Exact reproduction of the data is required, with images excluded.

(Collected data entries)
--------
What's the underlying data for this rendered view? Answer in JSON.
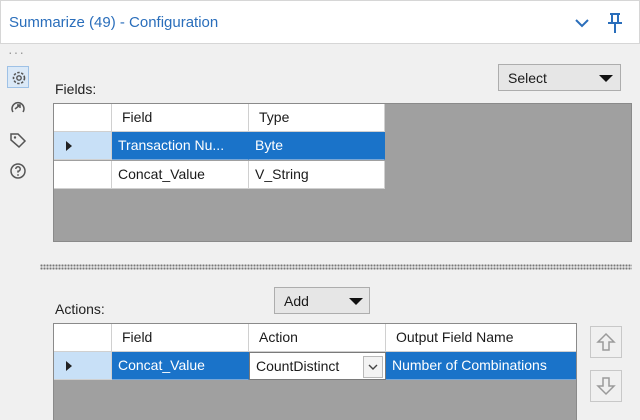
{
  "title": "Summarize (49) - Configuration",
  "colors": {
    "accent": "#2a6ebb",
    "selection": "#1a73c9",
    "grid_bg": "#a0a0a0"
  },
  "icons": {
    "title": [
      "chevron-down-icon",
      "pin-icon"
    ],
    "sidebar": [
      "settings-gear-icon",
      "tool-arrow-icon",
      "tag-icon",
      "help-icon"
    ]
  },
  "fields_section": {
    "label": "Fields:",
    "select_dropdown": "Select",
    "headers": [
      "Field",
      "Type"
    ],
    "rows": [
      {
        "field": "Transaction Nu...",
        "type": "Byte",
        "selected": true
      },
      {
        "field": "Concat_Value",
        "type": "V_String",
        "selected": false
      }
    ]
  },
  "actions_section": {
    "label": "Actions:",
    "add_dropdown": "Add",
    "headers": [
      "Field",
      "Action",
      "Output Field Name"
    ],
    "rows": [
      {
        "field": "Concat_Value",
        "action": "CountDistinct",
        "output": "Number of Combinations"
      }
    ],
    "move_buttons": [
      "move-up-icon",
      "move-down-icon"
    ]
  }
}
--------
* Answer to the problem
What's the underlying data for this rendered view? Answer in JSON.
{
  "title": "Summarize (49) - Configuration",
  "colors": {
    "accent": "#2a6ebb",
    "selection": "#1a73c9",
    "grid_bg": "#a0a0a0"
  },
  "icons": {
    "title": [
      "chevron-down-icon",
      "pin-icon"
    ],
    "sidebar": [
      "settings-gear-icon",
      "tool-arrow-icon",
      "tag-icon",
      "help-icon"
    ]
  },
  "fields_section": {
    "label": "Fields:",
    "select_dropdown": "Select",
    "headers": [
      "Field",
      "Type"
    ],
    "rows": [
      {
        "field": "Transaction Nu...",
        "type": "Byte",
        "selected": true
      },
      {
        "field": "Concat_Value",
        "type": "V_String",
        "selected": false
      }
    ]
  },
  "actions_section": {
    "label": "Actions:",
    "add_dropdown": "Add",
    "headers": [
      "Field",
      "Action",
      "Output Field Name"
    ],
    "rows": [
      {
        "field": "Concat_Value",
        "action": "CountDistinct",
        "output": "Number of Combinations"
      }
    ],
    "move_buttons": [
      "move-up-icon",
      "move-down-icon"
    ]
  }
}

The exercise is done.